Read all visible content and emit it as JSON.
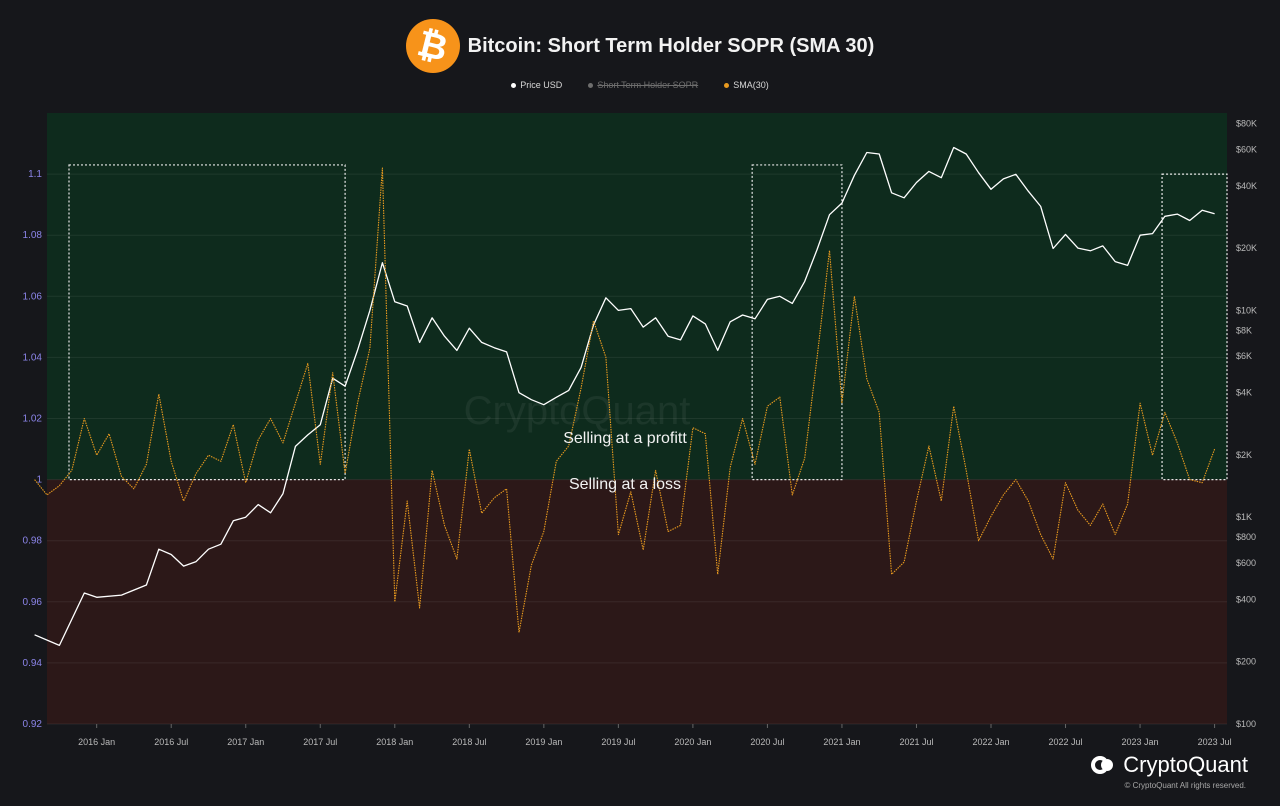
{
  "header": {
    "title": "Bitcoin: Short Term Holder SOPR (SMA 30)",
    "logo_symbol": "₿"
  },
  "legend": [
    {
      "label": "Price USD",
      "color": "#ffffff",
      "disabled": false
    },
    {
      "label": "Short Term Holder SOPR",
      "color": "#9a9a9a",
      "disabled": true
    },
    {
      "label": "SMA(30)",
      "color": "#e89a1f",
      "disabled": false
    }
  ],
  "annotations": {
    "profit": "Selling at a profitt",
    "loss": "Selling at a loss",
    "watermark": "CryptoQuant"
  },
  "brand": {
    "name": "CryptoQuant",
    "copyright": "© CryptoQuant All rights reserved."
  },
  "colors": {
    "profit_zone": "#0e2b1d",
    "loss_zone": "#2c1818",
    "price_line": "#ffffff",
    "sma_line": "#e89a1f",
    "left_axis": "#8b84e8",
    "right_axis": "#b9b9b9"
  },
  "chart_data": {
    "type": "line",
    "x_labels": [
      "2016 Jan",
      "2016 Jul",
      "2017 Jan",
      "2017 Jul",
      "2018 Jan",
      "2018 Jul",
      "2019 Jan",
      "2019 Jul",
      "2020 Jan",
      "2020 Jul",
      "2021 Jan",
      "2021 Jul",
      "2022 Jan",
      "2022 Jul",
      "2023 Jan",
      "2023 Jul"
    ],
    "xlim": [
      "2015-09",
      "2023-08"
    ],
    "left_axis": {
      "label": "",
      "ticks": [
        "0.92",
        "0.94",
        "0.96",
        "0.98",
        "1",
        "1.02",
        "1.04",
        "1.06",
        "1.08",
        "1.1"
      ],
      "ylim": [
        0.92,
        1.12
      ]
    },
    "right_axis": {
      "label": "",
      "scale": "log",
      "ticks": [
        "$100",
        "$200",
        "$400",
        "$600",
        "$800",
        "$1K",
        "$2K",
        "$4K",
        "$6K",
        "$8K",
        "$10K",
        "$20K",
        "$40K",
        "$60K",
        "$80K"
      ],
      "tick_values": [
        100,
        200,
        400,
        600,
        800,
        1000,
        2000,
        4000,
        6000,
        8000,
        10000,
        20000,
        40000,
        60000,
        80000
      ],
      "ylim": [
        100,
        90000
      ]
    },
    "zones": [
      {
        "name": "profit",
        "from": 1.0,
        "to": 1.12
      },
      {
        "name": "loss",
        "from": 0.92,
        "to": 1.0
      }
    ],
    "highlight_boxes": [
      {
        "x_start": "2015-09",
        "x_end": "2017-09",
        "y_top": 1.103
      },
      {
        "x_start": "2020-04",
        "x_end": "2021-01",
        "y_top": 1.103
      },
      {
        "x_start": "2023-01",
        "x_end": "2023-08",
        "y_top": 1.1
      }
    ],
    "series": [
      {
        "name": "Price USD",
        "axis": "right",
        "points": [
          [
            "2015-08",
            270
          ],
          [
            "2015-10",
            240
          ],
          [
            "2015-12",
            430
          ],
          [
            "2016-01",
            410
          ],
          [
            "2016-03",
            420
          ],
          [
            "2016-05",
            470
          ],
          [
            "2016-06",
            700
          ],
          [
            "2016-07",
            660
          ],
          [
            "2016-08",
            580
          ],
          [
            "2016-09",
            610
          ],
          [
            "2016-10",
            700
          ],
          [
            "2016-11",
            740
          ],
          [
            "2016-12",
            960
          ],
          [
            "2017-01",
            1000
          ],
          [
            "2017-02",
            1150
          ],
          [
            "2017-03",
            1050
          ],
          [
            "2017-04",
            1300
          ],
          [
            "2017-05",
            2200
          ],
          [
            "2017-06",
            2500
          ],
          [
            "2017-07",
            2800
          ],
          [
            "2017-08",
            4700
          ],
          [
            "2017-09",
            4300
          ],
          [
            "2017-10",
            6400
          ],
          [
            "2017-11",
            10000
          ],
          [
            "2017-12",
            17000
          ],
          [
            "2018-01",
            11000
          ],
          [
            "2018-02",
            10500
          ],
          [
            "2018-03",
            7000
          ],
          [
            "2018-04",
            9200
          ],
          [
            "2018-05",
            7500
          ],
          [
            "2018-06",
            6400
          ],
          [
            "2018-07",
            8200
          ],
          [
            "2018-08",
            7000
          ],
          [
            "2018-09",
            6600
          ],
          [
            "2018-10",
            6300
          ],
          [
            "2018-11",
            4000
          ],
          [
            "2018-12",
            3700
          ],
          [
            "2019-01",
            3500
          ],
          [
            "2019-02",
            3800
          ],
          [
            "2019-03",
            4100
          ],
          [
            "2019-04",
            5300
          ],
          [
            "2019-05",
            8500
          ],
          [
            "2019-06",
            11500
          ],
          [
            "2019-07",
            10000
          ],
          [
            "2019-08",
            10200
          ],
          [
            "2019-09",
            8300
          ],
          [
            "2019-10",
            9200
          ],
          [
            "2019-11",
            7500
          ],
          [
            "2019-12",
            7200
          ],
          [
            "2020-01",
            9400
          ],
          [
            "2020-02",
            8600
          ],
          [
            "2020-03",
            6400
          ],
          [
            "2020-04",
            8800
          ],
          [
            "2020-05",
            9500
          ],
          [
            "2020-06",
            9100
          ],
          [
            "2020-07",
            11300
          ],
          [
            "2020-08",
            11700
          ],
          [
            "2020-09",
            10800
          ],
          [
            "2020-10",
            13800
          ],
          [
            "2020-11",
            19700
          ],
          [
            "2020-12",
            29000
          ],
          [
            "2021-01",
            33000
          ],
          [
            "2021-02",
            45000
          ],
          [
            "2021-03",
            58000
          ],
          [
            "2021-04",
            57000
          ],
          [
            "2021-05",
            37000
          ],
          [
            "2021-06",
            35000
          ],
          [
            "2021-07",
            41500
          ],
          [
            "2021-08",
            47000
          ],
          [
            "2021-09",
            43800
          ],
          [
            "2021-10",
            61300
          ],
          [
            "2021-11",
            57000
          ],
          [
            "2021-12",
            46300
          ],
          [
            "2022-01",
            38500
          ],
          [
            "2022-02",
            43200
          ],
          [
            "2022-03",
            45500
          ],
          [
            "2022-04",
            37700
          ],
          [
            "2022-05",
            31800
          ],
          [
            "2022-06",
            19900
          ],
          [
            "2022-07",
            23300
          ],
          [
            "2022-08",
            20000
          ],
          [
            "2022-09",
            19400
          ],
          [
            "2022-10",
            20500
          ],
          [
            "2022-11",
            17200
          ],
          [
            "2022-12",
            16500
          ],
          [
            "2023-01",
            23100
          ],
          [
            "2023-02",
            23500
          ],
          [
            "2023-03",
            28500
          ],
          [
            "2023-04",
            29200
          ],
          [
            "2023-05",
            27200
          ],
          [
            "2023-06",
            30500
          ],
          [
            "2023-07",
            29300
          ]
        ]
      },
      {
        "name": "SMA(30)",
        "axis": "left",
        "points": [
          [
            "2015-08",
            1.0
          ],
          [
            "2015-09",
            0.995
          ],
          [
            "2015-10",
            0.998
          ],
          [
            "2015-11",
            1.003
          ],
          [
            "2015-12",
            1.02
          ],
          [
            "2016-01",
            1.008
          ],
          [
            "2016-02",
            1.015
          ],
          [
            "2016-03",
            1.001
          ],
          [
            "2016-04",
            0.997
          ],
          [
            "2016-05",
            1.005
          ],
          [
            "2016-06",
            1.028
          ],
          [
            "2016-07",
            1.006
          ],
          [
            "2016-08",
            0.993
          ],
          [
            "2016-09",
            1.002
          ],
          [
            "2016-10",
            1.008
          ],
          [
            "2016-11",
            1.006
          ],
          [
            "2016-12",
            1.018
          ],
          [
            "2017-01",
            0.999
          ],
          [
            "2017-02",
            1.013
          ],
          [
            "2017-03",
            1.02
          ],
          [
            "2017-04",
            1.012
          ],
          [
            "2017-05",
            1.025
          ],
          [
            "2017-06",
            1.038
          ],
          [
            "2017-07",
            1.005
          ],
          [
            "2017-08",
            1.035
          ],
          [
            "2017-09",
            1.002
          ],
          [
            "2017-10",
            1.025
          ],
          [
            "2017-11",
            1.043
          ],
          [
            "2017-12",
            1.102
          ],
          [
            "2018-01",
            0.96
          ],
          [
            "2018-02",
            0.993
          ],
          [
            "2018-03",
            0.958
          ],
          [
            "2018-04",
            1.003
          ],
          [
            "2018-05",
            0.985
          ],
          [
            "2018-06",
            0.974
          ],
          [
            "2018-07",
            1.01
          ],
          [
            "2018-08",
            0.989
          ],
          [
            "2018-09",
            0.994
          ],
          [
            "2018-10",
            0.997
          ],
          [
            "2018-11",
            0.95
          ],
          [
            "2018-12",
            0.972
          ],
          [
            "2019-01",
            0.983
          ],
          [
            "2019-02",
            1.006
          ],
          [
            "2019-03",
            1.011
          ],
          [
            "2019-04",
            1.03
          ],
          [
            "2019-05",
            1.052
          ],
          [
            "2019-06",
            1.04
          ],
          [
            "2019-07",
            0.982
          ],
          [
            "2019-08",
            0.996
          ],
          [
            "2019-09",
            0.977
          ],
          [
            "2019-10",
            1.003
          ],
          [
            "2019-11",
            0.983
          ],
          [
            "2019-12",
            0.985
          ],
          [
            "2020-01",
            1.017
          ],
          [
            "2020-02",
            1.015
          ],
          [
            "2020-03",
            0.969
          ],
          [
            "2020-04",
            1.004
          ],
          [
            "2020-05",
            1.02
          ],
          [
            "2020-06",
            1.005
          ],
          [
            "2020-07",
            1.024
          ],
          [
            "2020-08",
            1.027
          ],
          [
            "2020-09",
            0.995
          ],
          [
            "2020-10",
            1.007
          ],
          [
            "2020-11",
            1.04
          ],
          [
            "2020-12",
            1.075
          ],
          [
            "2021-01",
            1.025
          ],
          [
            "2021-02",
            1.06
          ],
          [
            "2021-03",
            1.033
          ],
          [
            "2021-04",
            1.022
          ],
          [
            "2021-05",
            0.969
          ],
          [
            "2021-06",
            0.973
          ],
          [
            "2021-07",
            0.993
          ],
          [
            "2021-08",
            1.011
          ],
          [
            "2021-09",
            0.993
          ],
          [
            "2021-10",
            1.024
          ],
          [
            "2021-11",
            1.003
          ],
          [
            "2021-12",
            0.98
          ],
          [
            "2022-01",
            0.988
          ],
          [
            "2022-02",
            0.995
          ],
          [
            "2022-03",
            1.0
          ],
          [
            "2022-04",
            0.993
          ],
          [
            "2022-05",
            0.982
          ],
          [
            "2022-06",
            0.974
          ],
          [
            "2022-07",
            0.999
          ],
          [
            "2022-08",
            0.99
          ],
          [
            "2022-09",
            0.985
          ],
          [
            "2022-10",
            0.992
          ],
          [
            "2022-11",
            0.982
          ],
          [
            "2022-12",
            0.992
          ],
          [
            "2023-01",
            1.025
          ],
          [
            "2023-02",
            1.008
          ],
          [
            "2023-03",
            1.022
          ],
          [
            "2023-04",
            1.012
          ],
          [
            "2023-05",
            1.0
          ],
          [
            "2023-06",
            0.999
          ],
          [
            "2023-07",
            1.01
          ]
        ]
      }
    ]
  }
}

════════

• [What to work on]: Pull out and copy each line containing the string "name".

• [Solution to the exercise]:
    "name": "CryptoQuant",
        "name": "profit",
        "name": "loss",
        "name": "Price USD",
        "name": "SMA(30)",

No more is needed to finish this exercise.